◆ What is asked ◆
Copy each line exactly.

◆ Supplied material ◆
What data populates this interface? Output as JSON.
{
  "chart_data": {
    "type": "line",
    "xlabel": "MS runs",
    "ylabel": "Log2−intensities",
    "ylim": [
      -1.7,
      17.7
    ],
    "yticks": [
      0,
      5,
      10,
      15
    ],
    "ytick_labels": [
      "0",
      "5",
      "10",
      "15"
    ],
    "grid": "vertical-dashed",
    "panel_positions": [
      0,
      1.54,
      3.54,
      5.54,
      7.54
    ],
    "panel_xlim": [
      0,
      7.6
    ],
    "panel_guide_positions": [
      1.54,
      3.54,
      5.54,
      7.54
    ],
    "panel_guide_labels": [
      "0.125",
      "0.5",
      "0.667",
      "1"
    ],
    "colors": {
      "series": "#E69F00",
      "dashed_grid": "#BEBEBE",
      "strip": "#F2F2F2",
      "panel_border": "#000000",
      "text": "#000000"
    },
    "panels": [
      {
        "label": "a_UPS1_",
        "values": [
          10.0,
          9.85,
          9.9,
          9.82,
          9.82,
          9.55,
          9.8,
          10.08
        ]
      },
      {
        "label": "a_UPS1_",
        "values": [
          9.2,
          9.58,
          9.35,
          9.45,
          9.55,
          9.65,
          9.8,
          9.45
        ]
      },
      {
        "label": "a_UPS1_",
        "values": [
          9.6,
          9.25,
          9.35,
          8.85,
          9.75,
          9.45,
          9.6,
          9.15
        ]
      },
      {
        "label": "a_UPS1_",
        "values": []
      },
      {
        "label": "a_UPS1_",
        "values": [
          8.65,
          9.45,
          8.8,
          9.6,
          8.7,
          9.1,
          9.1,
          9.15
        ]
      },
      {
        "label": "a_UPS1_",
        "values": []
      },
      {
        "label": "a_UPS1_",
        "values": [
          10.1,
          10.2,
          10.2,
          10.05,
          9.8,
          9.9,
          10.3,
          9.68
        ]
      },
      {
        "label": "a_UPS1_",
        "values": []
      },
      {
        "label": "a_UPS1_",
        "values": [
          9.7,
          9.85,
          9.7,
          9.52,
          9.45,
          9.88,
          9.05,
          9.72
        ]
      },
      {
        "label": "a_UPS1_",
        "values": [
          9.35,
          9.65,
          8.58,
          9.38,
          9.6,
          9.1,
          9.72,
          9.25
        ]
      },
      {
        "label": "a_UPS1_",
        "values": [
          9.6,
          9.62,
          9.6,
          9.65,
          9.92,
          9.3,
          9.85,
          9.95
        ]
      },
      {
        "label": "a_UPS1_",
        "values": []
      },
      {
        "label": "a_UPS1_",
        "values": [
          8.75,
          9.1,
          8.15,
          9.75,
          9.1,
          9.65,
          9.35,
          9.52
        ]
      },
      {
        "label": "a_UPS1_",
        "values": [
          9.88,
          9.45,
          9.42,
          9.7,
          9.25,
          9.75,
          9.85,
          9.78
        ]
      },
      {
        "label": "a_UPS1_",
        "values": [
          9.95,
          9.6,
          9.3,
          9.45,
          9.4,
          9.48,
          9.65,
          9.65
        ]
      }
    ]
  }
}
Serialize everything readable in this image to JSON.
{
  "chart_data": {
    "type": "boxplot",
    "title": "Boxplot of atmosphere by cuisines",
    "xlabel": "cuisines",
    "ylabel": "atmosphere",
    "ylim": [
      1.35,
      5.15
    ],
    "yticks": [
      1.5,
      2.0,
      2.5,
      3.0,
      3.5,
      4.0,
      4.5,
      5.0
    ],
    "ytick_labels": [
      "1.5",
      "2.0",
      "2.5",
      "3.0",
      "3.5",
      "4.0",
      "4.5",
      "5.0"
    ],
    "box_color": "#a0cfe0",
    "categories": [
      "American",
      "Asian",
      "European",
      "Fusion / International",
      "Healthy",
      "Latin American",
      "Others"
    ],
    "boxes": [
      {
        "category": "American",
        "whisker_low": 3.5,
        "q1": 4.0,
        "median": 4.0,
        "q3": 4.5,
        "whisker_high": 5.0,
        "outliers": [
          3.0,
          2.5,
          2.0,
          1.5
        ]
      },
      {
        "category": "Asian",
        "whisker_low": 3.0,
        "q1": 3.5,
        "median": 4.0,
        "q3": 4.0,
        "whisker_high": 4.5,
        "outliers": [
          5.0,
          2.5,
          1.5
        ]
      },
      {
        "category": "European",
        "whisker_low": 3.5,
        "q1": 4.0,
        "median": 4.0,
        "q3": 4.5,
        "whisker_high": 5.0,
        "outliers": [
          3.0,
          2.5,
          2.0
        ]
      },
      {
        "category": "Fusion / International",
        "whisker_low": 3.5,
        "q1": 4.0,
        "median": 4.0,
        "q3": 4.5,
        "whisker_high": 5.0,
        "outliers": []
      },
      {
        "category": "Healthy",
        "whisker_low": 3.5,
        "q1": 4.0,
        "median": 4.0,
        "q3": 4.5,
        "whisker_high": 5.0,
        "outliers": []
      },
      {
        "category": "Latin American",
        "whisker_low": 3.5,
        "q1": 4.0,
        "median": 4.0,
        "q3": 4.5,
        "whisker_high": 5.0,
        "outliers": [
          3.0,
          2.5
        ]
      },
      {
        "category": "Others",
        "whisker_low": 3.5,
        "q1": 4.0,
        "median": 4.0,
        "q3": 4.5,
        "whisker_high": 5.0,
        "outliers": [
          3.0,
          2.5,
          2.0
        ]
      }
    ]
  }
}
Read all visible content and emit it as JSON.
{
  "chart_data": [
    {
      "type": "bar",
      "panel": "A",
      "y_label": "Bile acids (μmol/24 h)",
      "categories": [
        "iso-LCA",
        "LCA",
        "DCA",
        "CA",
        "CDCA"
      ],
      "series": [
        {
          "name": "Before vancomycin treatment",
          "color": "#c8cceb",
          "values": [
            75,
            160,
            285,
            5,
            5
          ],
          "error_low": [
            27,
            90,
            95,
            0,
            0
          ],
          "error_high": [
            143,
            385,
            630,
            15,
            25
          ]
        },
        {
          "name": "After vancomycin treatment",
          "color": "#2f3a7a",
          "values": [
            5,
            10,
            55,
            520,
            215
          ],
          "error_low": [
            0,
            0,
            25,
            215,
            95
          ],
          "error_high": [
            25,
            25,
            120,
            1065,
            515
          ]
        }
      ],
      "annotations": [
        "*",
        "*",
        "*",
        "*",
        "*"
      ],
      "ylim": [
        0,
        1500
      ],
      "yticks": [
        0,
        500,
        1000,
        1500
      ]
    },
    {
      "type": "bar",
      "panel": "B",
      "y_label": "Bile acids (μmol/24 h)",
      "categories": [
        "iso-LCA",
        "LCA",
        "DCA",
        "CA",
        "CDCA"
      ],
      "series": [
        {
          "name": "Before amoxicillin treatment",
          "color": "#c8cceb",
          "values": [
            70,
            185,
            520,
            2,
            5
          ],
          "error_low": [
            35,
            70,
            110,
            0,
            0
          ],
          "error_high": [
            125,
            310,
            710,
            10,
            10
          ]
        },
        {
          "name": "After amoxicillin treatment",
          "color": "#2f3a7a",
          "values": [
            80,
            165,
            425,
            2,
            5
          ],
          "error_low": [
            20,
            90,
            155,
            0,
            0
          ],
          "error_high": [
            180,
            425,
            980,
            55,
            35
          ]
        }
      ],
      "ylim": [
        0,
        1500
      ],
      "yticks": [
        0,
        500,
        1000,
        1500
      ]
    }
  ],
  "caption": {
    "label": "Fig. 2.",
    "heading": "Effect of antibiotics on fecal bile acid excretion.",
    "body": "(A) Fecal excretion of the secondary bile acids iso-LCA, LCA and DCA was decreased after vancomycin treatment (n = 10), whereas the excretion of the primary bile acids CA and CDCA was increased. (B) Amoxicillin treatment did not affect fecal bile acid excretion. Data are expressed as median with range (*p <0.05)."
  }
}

◆ Response ◆
What data populates this interface? Output as JSON.
{
  "chart_data": {
    "type": "line",
    "xlabel": "MS runs",
    "ylabel": "Log2−intensities",
    "ylim": [
      -1.7,
      17.7
    ],
    "yticks": [
      0,
      5,
      10,
      15
    ],
    "ytick_labels": [
      "0",
      "5",
      "10",
      "15"
    ],
    "grid": "vertical-dashed",
    "panel_positions": [
      0,
      1.54,
      3.54,
      5.54,
      7.54
    ],
    "panel_xlim": [
      0,
      7.6
    ],
    "panel_guide_positions": [
      1.54,
      3.54,
      5.54,
      7.54
    ],
    "panel_guide_labels": [
      "0.125",
      "0.5",
      "0.667",
      "1"
    ],
    "colors": {
      "series": "#E69F00",
      "dashed_grid": "#BEBEBE",
      "strip": "#F2F2F2",
      "panel_border": "#000000",
      "text": "#000000"
    },
    "panels": [
      {
        "label": "a_UPS1_",
        "values": [
          10.0,
          9.85,
          9.9,
          9.82,
          9.82,
          9.55,
          9.8,
          10.08
        ]
      },
      {
        "label": "a_UPS1_",
        "values": [
          9.2,
          9.58,
          9.35,
          9.45,
          9.55,
          9.65,
          9.8,
          9.45
        ]
      },
      {
        "label": "a_UPS1_",
        "values": [
          9.6,
          9.25,
          9.35,
          8.85,
          9.75,
          9.45,
          9.6,
          9.15
        ]
      },
      {
        "label": "a_UPS1_",
        "values": []
      },
      {
        "label": "a_UPS1_",
        "values": [
          8.65,
          9.45,
          8.8,
          9.6,
          8.7,
          9.1,
          9.1,
          9.15
        ]
      },
      {
        "label": "a_UPS1_",
        "values": []
      },
      {
        "label": "a_UPS1_",
        "values": [
          10.1,
          10.2,
          10.2,
          10.05,
          9.8,
          9.9,
          10.3,
          9.68
        ]
      },
      {
        "label": "a_UPS1_",
        "values": []
      },
      {
        "label": "a_UPS1_",
        "values": [
          9.7,
          9.85,
          9.7,
          9.52,
          9.45,
          9.88,
          9.05,
          9.72
        ]
      },
      {
        "label": "a_UPS1_",
        "values": [
          9.35,
          9.65,
          8.58,
          9.38,
          9.6,
          9.1,
          9.72,
          9.25
        ]
      },
      {
        "label": "a_UPS1_",
        "values": [
          9.6,
          9.62,
          9.6,
          9.65,
          9.92,
          9.3,
          9.85,
          9.95
        ]
      },
      {
        "label": "a_UPS1_",
        "values": []
      },
      {
        "label": "a_UPS1_",
        "values": [
          8.75,
          9.1,
          8.15,
          9.75,
          9.1,
          9.65,
          9.35,
          9.52
        ]
      },
      {
        "label": "a_UPS1_",
        "values": [
          9.88,
          9.45,
          9.42,
          9.7,
          9.25,
          9.75,
          9.85,
          9.78
        ]
      },
      {
        "label": "a_UPS1_",
        "values": [
          9.95,
          9.6,
          9.3,
          9.45,
          9.4,
          9.48,
          9.65,
          9.65
        ]
      }
    ]
  }
}
Serialize everything readable in this image to JSON.
{
  "chart_data": {
    "type": "boxplot",
    "title": "Boxplot of atmosphere by cuisines",
    "xlabel": "cuisines",
    "ylabel": "atmosphere",
    "ylim": [
      1.35,
      5.15
    ],
    "yticks": [
      1.5,
      2.0,
      2.5,
      3.0,
      3.5,
      4.0,
      4.5,
      5.0
    ],
    "ytick_labels": [
      "1.5",
      "2.0",
      "2.5",
      "3.0",
      "3.5",
      "4.0",
      "4.5",
      "5.0"
    ],
    "box_color": "#a0cfe0",
    "categories": [
      "American",
      "Asian",
      "European",
      "Fusion / International",
      "Healthy",
      "Latin American",
      "Others"
    ],
    "boxes": [
      {
        "category": "American",
        "whisker_low": 3.5,
        "q1": 4.0,
        "median": 4.0,
        "q3": 4.5,
        "whisker_high": 5.0,
        "outliers": [
          3.0,
          2.5,
          2.0,
          1.5
        ]
      },
      {
        "category": "Asian",
        "whisker_low": 3.0,
        "q1": 3.5,
        "median": 4.0,
        "q3": 4.0,
        "whisker_high": 4.5,
        "outliers": [
          5.0,
          2.5,
          1.5
        ]
      },
      {
        "category": "European",
        "whisker_low": 3.5,
        "q1": 4.0,
        "median": 4.0,
        "q3": 4.5,
        "whisker_high": 5.0,
        "outliers": [
          3.0,
          2.5,
          2.0
        ]
      },
      {
        "category": "Fusion / International",
        "whisker_low": 3.5,
        "q1": 4.0,
        "median": 4.0,
        "q3": 4.5,
        "whisker_high": 5.0,
        "outliers": []
      },
      {
        "category": "Healthy",
        "whisker_low": 3.5,
        "q1": 4.0,
        "median": 4.0,
        "q3": 4.5,
        "whisker_high": 5.0,
        "outliers": []
      },
      {
        "category": "Latin American",
        "whisker_low": 3.5,
        "q1": 4.0,
        "median": 4.0,
        "q3": 4.5,
        "whisker_high": 5.0,
        "outliers": [
          3.0,
          2.5
        ]
      },
      {
        "category": "Others",
        "whisker_low": 3.5,
        "q1": 4.0,
        "median": 4.0,
        "q3": 4.5,
        "whisker_high": 5.0,
        "outliers": [
          3.0,
          2.5,
          2.0
        ]
      }
    ]
  }
}
Read all visible content and emit it as JSON.
{
  "chart_data": [
    {
      "type": "bar",
      "panel": "A",
      "y_label": "Bile acids (μmol/24 h)",
      "categories": [
        "iso-LCA",
        "LCA",
        "DCA",
        "CA",
        "CDCA"
      ],
      "series": [
        {
          "name": "Before vancomycin treatment",
          "color": "#c8cceb",
          "values": [
            75,
            160,
            285,
            5,
            5
          ],
          "error_low": [
            27,
            90,
            95,
            0,
            0
          ],
          "error_high": [
            143,
            385,
            630,
            15,
            25
          ]
        },
        {
          "name": "After vancomycin treatment",
          "color": "#2f3a7a",
          "values": [
            5,
            10,
            55,
            520,
            215
          ],
          "error_low": [
            0,
            0,
            25,
            215,
            95
          ],
          "error_high": [
            25,
            25,
            120,
            1065,
            515
          ]
        }
      ],
      "annotations": [
        "*",
        "*",
        "*",
        "*",
        "*"
      ],
      "ylim": [
        0,
        1500
      ],
      "yticks": [
        0,
        500,
        1000,
        1500
      ]
    },
    {
      "type": "bar",
      "panel": "B",
      "y_label": "Bile acids (μmol/24 h)",
      "categories": [
        "iso-LCA",
        "LCA",
        "DCA",
        "CA",
        "CDCA"
      ],
      "series": [
        {
          "name": "Before amoxicillin treatment",
          "color": "#c8cceb",
          "values": [
            70,
            185,
            520,
            2,
            5
          ],
          "error_low": [
            35,
            70,
            110,
            0,
            0
          ],
          "error_high": [
            125,
            310,
            710,
            10,
            10
          ]
        },
        {
          "name": "After amoxicillin treatment",
          "color": "#2f3a7a",
          "values": [
            80,
            165,
            425,
            2,
            5
          ],
          "error_low": [
            20,
            90,
            155,
            0,
            0
          ],
          "error_high": [
            180,
            425,
            980,
            55,
            35
          ]
        }
      ],
      "ylim": [
        0,
        1500
      ],
      "yticks": [
        0,
        500,
        1000,
        1500
      ]
    }
  ],
  "caption": {
    "label": "Fig. 2.",
    "heading": "Effect of antibiotics on fecal bile acid excretion.",
    "body": "(A) Fecal excretion of the secondary bile acids iso-LCA, LCA and DCA was decreased after vancomycin treatment (n = 10), whereas the excretion of the primary bile acids CA and CDCA was increased. (B) Amoxicillin treatment did not affect fecal bile acid excretion. Data are expressed as median with range (*p <0.05)."
  }
}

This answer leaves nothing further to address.